A verbatim copy of the records is required, with all pictures left out.

**Provided data**
•••

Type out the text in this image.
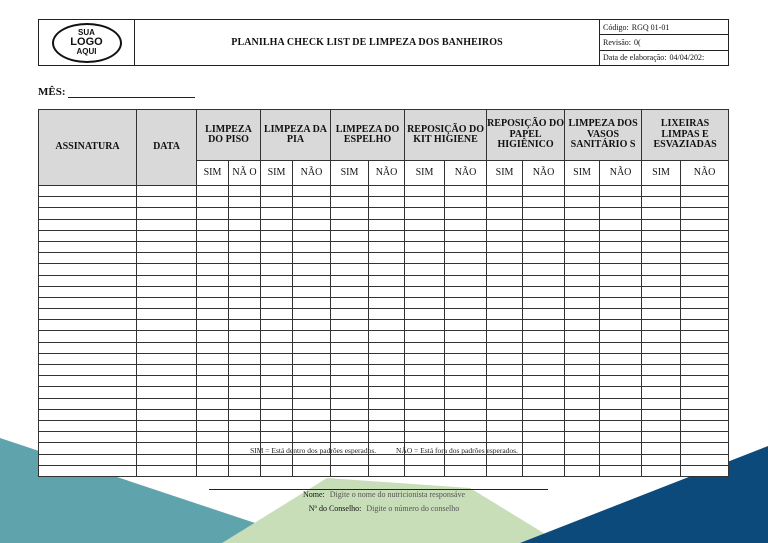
SUA
LOGO
AQUI
PLANILHA CHECK LIST DE LIMPEZA DOS BANHEIROS
Código: RGQ 01-01
Revisão: 0(
Data de elaboração: 04/04/202:
MÊS:
ASSINATURA	DATA	LIMPEZA DO PISO		LIMPEZA DA PIA		LIMPEZA DO ESPELHO		REPOSIÇÃO DO KIT HIGIENE		REPOSIÇÃO DO PAPEL HIGIÊNICO		LIMPEZA DOS VASOS SANITÁRIO S		LIXEIRAS LIMPAS E ESVAZIADAS	
		SIM	NÃ O	SIM	NÃO	SIM	NÃO	SIM	NÃO	SIM	NÃO	SIM	NÃO	SIM	NÃO

SIM = Está dentro dos padrões esperados.	NÃO = Está fora dos padrões esperados.
Nome: Digite o nome do nutricionista responsáve
Nº do Conselho: Digite o número do conselho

•••

**Response for this exercise**
Type out the text in this image.
SUA
LOGO
AQUI
PLANILHA CHECK LIST DE LIMPEZA DOS BANHEIROS
Código: RGQ 01-01
Revisão: 0(
Data de elaboração: 04/04/202:
MÊS:
ASSINATURA	DATA	LIMPEZA DO PISO		LIMPEZA DA PIA		LIMPEZA DO ESPELHO		REPOSIÇÃO DO KIT HIGIENE		REPOSIÇÃO DO PAPEL HIGIÊNICO		LIMPEZA DOS VASOS SANITÁRIO S		LIXEIRAS LIMPAS E ESVAZIADAS	
		SIM	NÃ O	SIM	NÃO	SIM	NÃO	SIM	NÃO	SIM	NÃO	SIM	NÃO	SIM	NÃO

SIM = Está dentro dos padrões esperados.	NÃO = Está fora dos padrões esperados.
Nome: Digite o nome do nutricionista responsáve
Nº do Conselho: Digite o número do conselho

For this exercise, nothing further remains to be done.